── Records supplied

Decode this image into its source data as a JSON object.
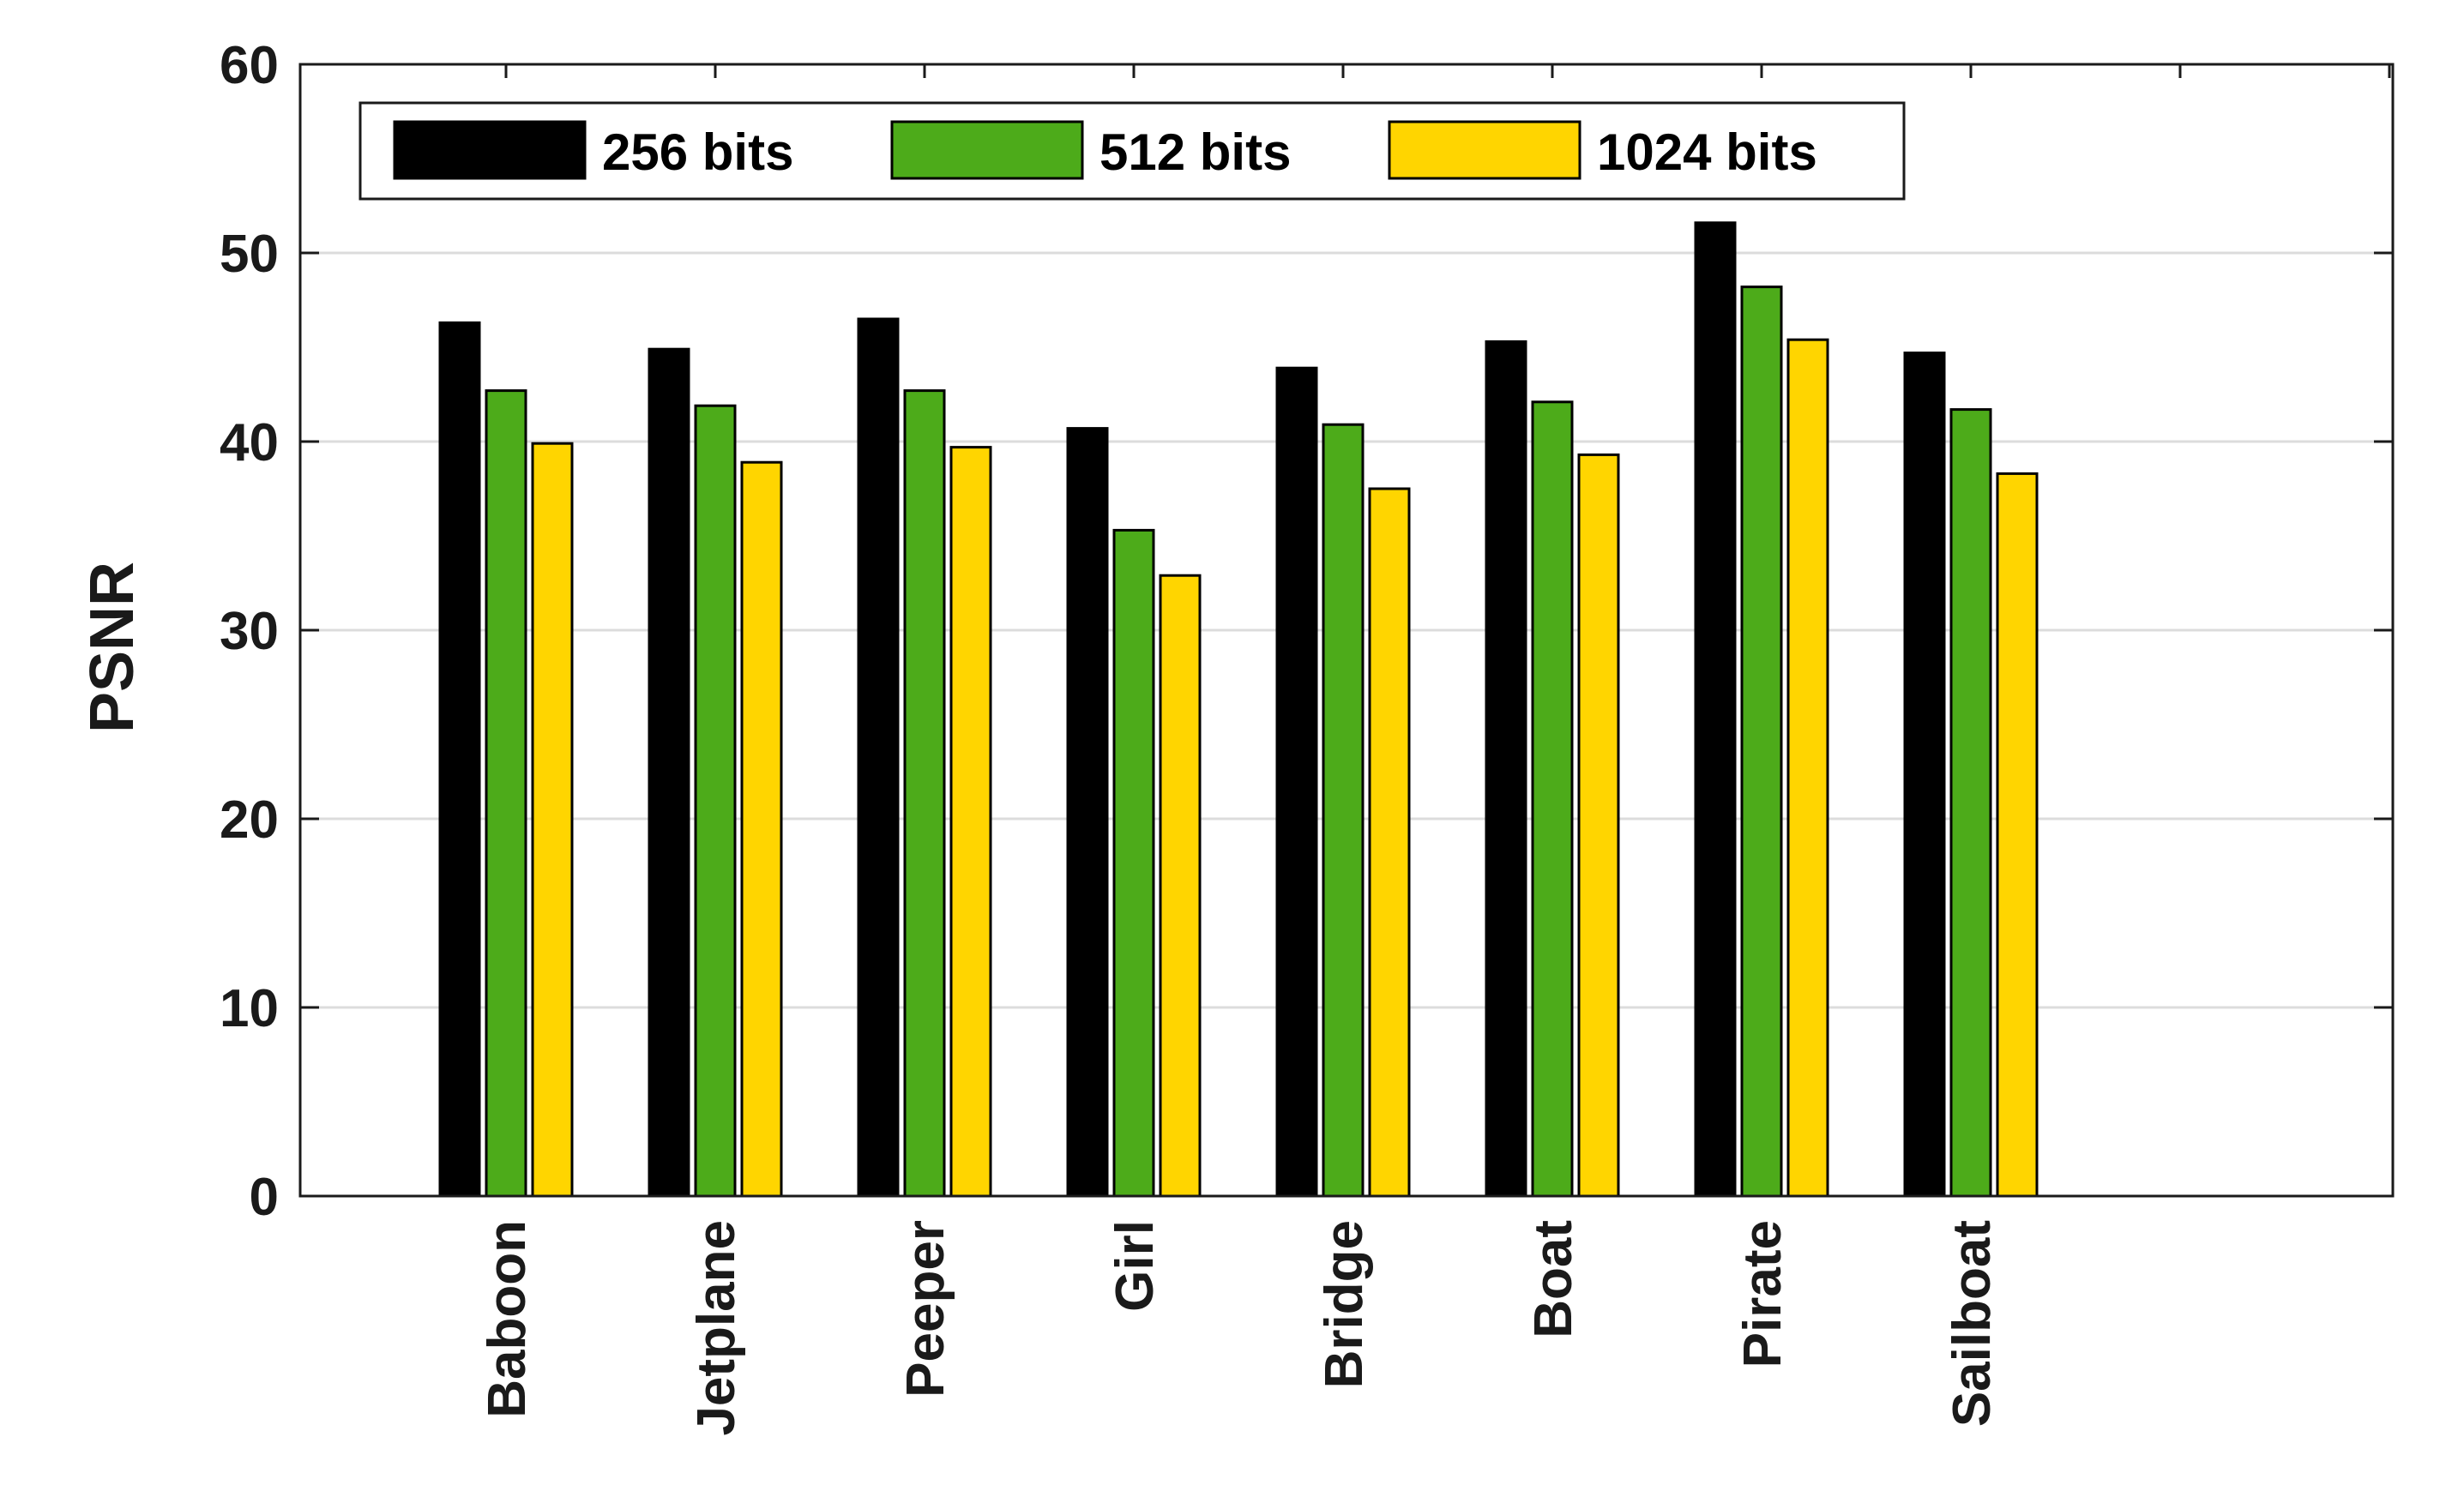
{
  "chart_data": {
    "type": "bar",
    "title": "",
    "xlabel": "",
    "ylabel": "PSNR",
    "ylim": [
      0,
      60
    ],
    "yticks": [
      0,
      10,
      20,
      30,
      40,
      50,
      60
    ],
    "grid": true,
    "legend_position": "top-left",
    "categories": [
      "Baboon",
      "Jetplane",
      "Peeper",
      "Girl",
      "Bridge",
      "Boat",
      "Pirate",
      "Sailboat"
    ],
    "series": [
      {
        "name": "256 bits",
        "color": "#000000",
        "values": [
          46.3,
          44.9,
          46.5,
          40.7,
          43.9,
          45.3,
          51.6,
          44.7
        ]
      },
      {
        "name": "512 bits",
        "color": "#4dab1a",
        "values": [
          42.7,
          41.9,
          42.7,
          35.3,
          40.9,
          42.1,
          48.2,
          41.7
        ]
      },
      {
        "name": "1024 bits",
        "color": "#ffd500",
        "values": [
          39.9,
          38.9,
          39.7,
          32.9,
          37.5,
          39.3,
          45.4,
          38.3
        ]
      }
    ]
  }
}
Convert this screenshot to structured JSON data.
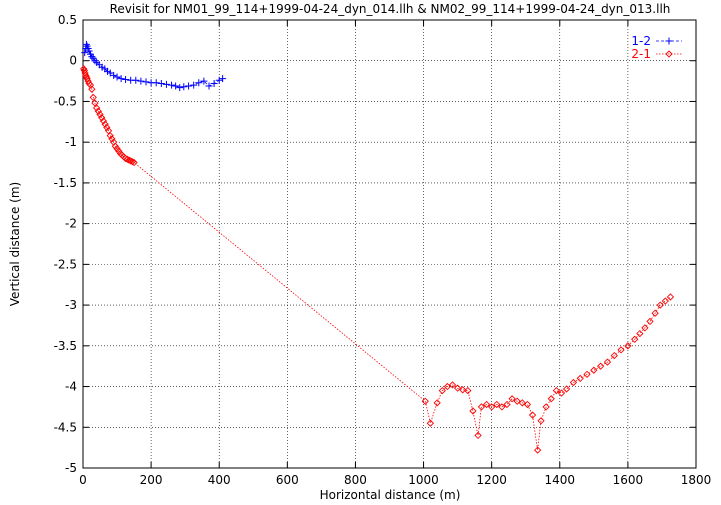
{
  "chart_data": {
    "type": "line",
    "title": "Revisit for NM01_99_114+1999-04-24_dyn_014.llh & NM02_99_114+1999-04-24_dyn_013.llh",
    "xlabel": "Horizontal distance (m)",
    "ylabel": "Vertical distance (m)",
    "xlim": [
      0,
      1800
    ],
    "ylim": [
      -5,
      0.5
    ],
    "xticks": [
      "0",
      "200",
      "400",
      "600",
      "800",
      "1000",
      "1200",
      "1400",
      "1600",
      "1800"
    ],
    "yticks": [
      "0.5",
      "0",
      "-0.5",
      "-1",
      "-1.5",
      "-2",
      "-2.5",
      "-3",
      "-3.5",
      "-4",
      "-4.5",
      "-5"
    ],
    "grid": true,
    "legend_position": "top-right",
    "series": [
      {
        "name": "1-2",
        "color": "#0000ff",
        "marker": "plus",
        "line": "dashed",
        "x": [
          5,
          8,
          10,
          12,
          15,
          18,
          22,
          26,
          30,
          35,
          40,
          48,
          56,
          64,
          72,
          80,
          90,
          100,
          112,
          125,
          140,
          155,
          170,
          185,
          200,
          215,
          230,
          245,
          260,
          272,
          284,
          296,
          310,
          325,
          340,
          355,
          370,
          385,
          400,
          410
        ],
        "y": [
          0.1,
          0.15,
          0.2,
          0.18,
          0.15,
          0.12,
          0.08,
          0.05,
          0.03,
          0.0,
          -0.02,
          -0.05,
          -0.08,
          -0.1,
          -0.13,
          -0.15,
          -0.18,
          -0.2,
          -0.22,
          -0.23,
          -0.24,
          -0.24,
          -0.25,
          -0.26,
          -0.27,
          -0.27,
          -0.28,
          -0.29,
          -0.3,
          -0.31,
          -0.33,
          -0.32,
          -0.31,
          -0.3,
          -0.27,
          -0.25,
          -0.31,
          -0.28,
          -0.24,
          -0.22
        ]
      },
      {
        "name": "2-1",
        "color": "#ff0000",
        "marker": "diamond",
        "line": "dotted",
        "x": [
          2,
          4,
          6,
          8,
          10,
          12,
          15,
          18,
          22,
          26,
          30,
          35,
          40,
          45,
          50,
          55,
          60,
          65,
          70,
          75,
          80,
          85,
          90,
          95,
          100,
          105,
          110,
          115,
          120,
          125,
          130,
          135,
          140,
          145,
          150,
          1005,
          1020,
          1040,
          1055,
          1070,
          1085,
          1100,
          1115,
          1130,
          1145,
          1160,
          1170,
          1185,
          1200,
          1215,
          1230,
          1245,
          1260,
          1275,
          1290,
          1305,
          1320,
          1335,
          1345,
          1360,
          1375,
          1390,
          1405,
          1420,
          1440,
          1460,
          1480,
          1500,
          1520,
          1540,
          1560,
          1580,
          1600,
          1620,
          1635,
          1650,
          1665,
          1680,
          1695,
          1710,
          1725
        ],
        "y": [
          -0.1,
          -0.12,
          -0.15,
          -0.18,
          -0.2,
          -0.22,
          -0.25,
          -0.28,
          -0.3,
          -0.35,
          -0.45,
          -0.52,
          -0.58,
          -0.62,
          -0.66,
          -0.7,
          -0.74,
          -0.78,
          -0.82,
          -0.86,
          -0.92,
          -0.96,
          -1.0,
          -1.05,
          -1.08,
          -1.11,
          -1.14,
          -1.16,
          -1.18,
          -1.2,
          -1.21,
          -1.22,
          -1.23,
          -1.24,
          -1.25,
          -4.18,
          -4.45,
          -4.2,
          -4.05,
          -4.0,
          -3.98,
          -4.02,
          -4.04,
          -4.05,
          -4.3,
          -4.6,
          -4.25,
          -4.22,
          -4.25,
          -4.22,
          -4.25,
          -4.22,
          -4.15,
          -4.18,
          -4.2,
          -4.22,
          -4.35,
          -4.78,
          -4.42,
          -4.25,
          -4.15,
          -4.05,
          -4.08,
          -4.03,
          -3.95,
          -3.9,
          -3.85,
          -3.8,
          -3.75,
          -3.7,
          -3.62,
          -3.55,
          -3.5,
          -3.42,
          -3.35,
          -3.28,
          -3.2,
          -3.1,
          -3.0,
          -2.95,
          -2.9
        ]
      }
    ]
  }
}
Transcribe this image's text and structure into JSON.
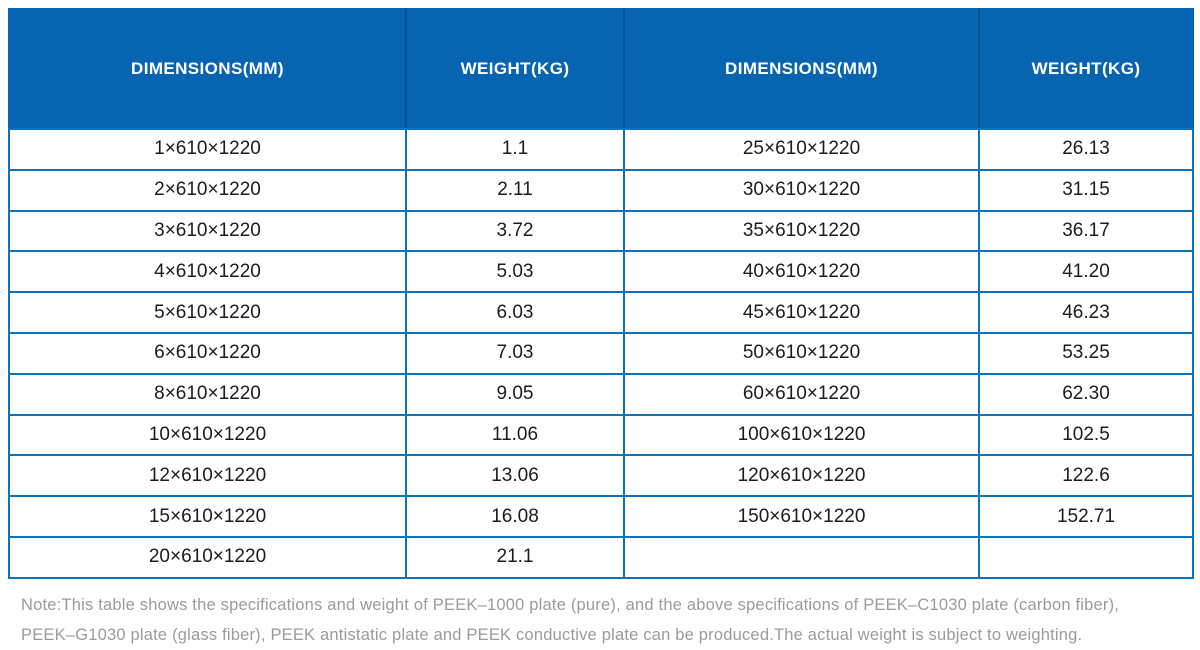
{
  "table": {
    "headers": [
      "DIMENSIONS(MM)",
      "WEIGHT(KG)",
      "DIMENSIONS(MM)",
      "WEIGHT(KG)"
    ],
    "rows": [
      [
        "1×610×1220",
        "1.1",
        "25×610×1220",
        "26.13"
      ],
      [
        "2×610×1220",
        "2.11",
        "30×610×1220",
        "31.15"
      ],
      [
        "3×610×1220",
        "3.72",
        "35×610×1220",
        "36.17"
      ],
      [
        "4×610×1220",
        "5.03",
        "40×610×1220",
        "41.20"
      ],
      [
        "5×610×1220",
        "6.03",
        "45×610×1220",
        "46.23"
      ],
      [
        "6×610×1220",
        "7.03",
        "50×610×1220",
        "53.25"
      ],
      [
        "8×610×1220",
        "9.05",
        "60×610×1220",
        "62.30"
      ],
      [
        "10×610×1220",
        "11.06",
        "100×610×1220",
        "102.5"
      ],
      [
        "12×610×1220",
        "13.06",
        "120×610×1220",
        "122.6"
      ],
      [
        "15×610×1220",
        "16.08",
        "150×610×1220",
        "152.71"
      ],
      [
        "20×610×1220",
        "21.1",
        "",
        ""
      ]
    ]
  },
  "note": "Note:This table shows the specifications and weight of PEEK–1000 plate (pure), and the above specifications of PEEK–C1030 plate (carbon fiber), PEEK–G1030 plate (glass fiber), PEEK antistatic plate and PEEK conductive plate can be produced.The actual weight is subject to weighting.",
  "colors": {
    "header_bg": "#0664b0",
    "header_separator": "#09518f",
    "grid_line": "#0c72ba",
    "cell_text": "#1c1c1c",
    "header_text": "#ffffff",
    "note_text": "#9b9b9b"
  }
}
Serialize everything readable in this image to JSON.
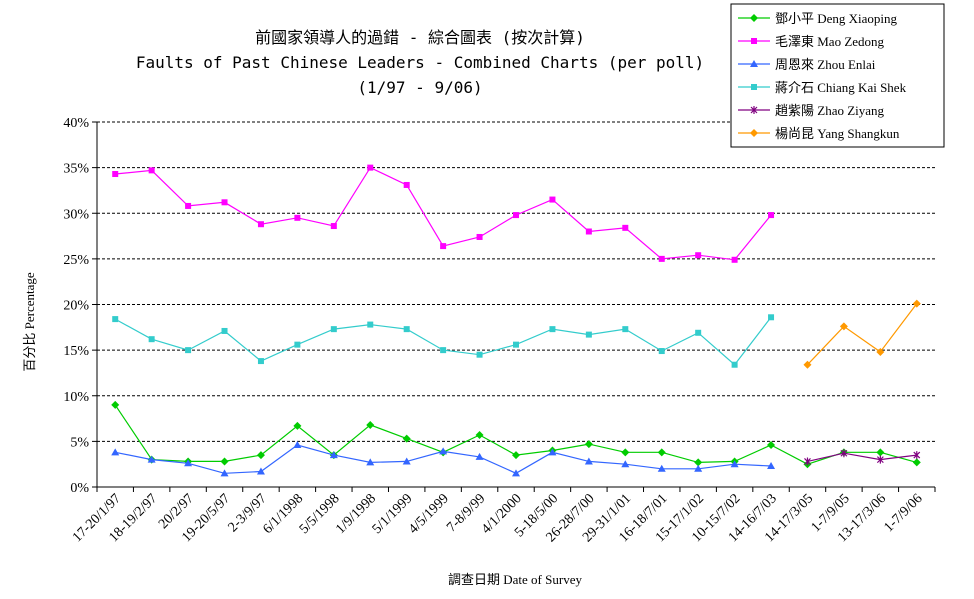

────

• Task statement
Print the lines from the one holding "Transcribe this image's" through the last line of the records, word for word, and omit the pictures.

• Final result
Transcribe this image's text and structure into JSON.
{
  "table": {
    "headers": [
      "DIMENSIONS(MM)",
      "WEIGHT(KG)",
      "DIMENSIONS(MM)",
      "WEIGHT(KG)"
    ],
    "rows": [
      [
        "1×610×1220",
        "1.1",
        "25×610×1220",
        "26.13"
      ],
      [
        "2×610×1220",
        "2.11",
        "30×610×1220",
        "31.15"
      ],
      [
        "3×610×1220",
        "3.72",
        "35×610×1220",
        "36.17"
      ],
      [
        "4×610×1220",
        "5.03",
        "40×610×1220",
        "41.20"
      ],
      [
        "5×610×1220",
        "6.03",
        "45×610×1220",
        "46.23"
      ],
      [
        "6×610×1220",
        "7.03",
        "50×610×1220",
        "53.25"
      ],
      [
        "8×610×1220",
        "9.05",
        "60×610×1220",
        "62.30"
      ],
      [
        "10×610×1220",
        "11.06",
        "100×610×1220",
        "102.5"
      ],
      [
        "12×610×1220",
        "13.06",
        "120×610×1220",
        "122.6"
      ],
      [
        "15×610×1220",
        "16.08",
        "150×610×1220",
        "152.71"
      ],
      [
        "20×610×1220",
        "21.1",
        "",
        ""
      ]
    ]
  },
  "note": "Note:This table shows the specifications and weight of PEEK–1000 plate (pure), and the above specifications of PEEK–C1030 plate (carbon fiber), PEEK–G1030 plate (glass fiber), PEEK antistatic plate and PEEK conductive plate can be produced.The actual weight is subject to weighting.",
  "colors": {
    "header_bg": "#0664b0",
    "header_separator": "#09518f",
    "grid_line": "#0c72ba",
    "cell_text": "#1c1c1c",
    "header_text": "#ffffff",
    "note_text": "#9b9b9b"
  }
}
Serialize everything readable in this image to JSON.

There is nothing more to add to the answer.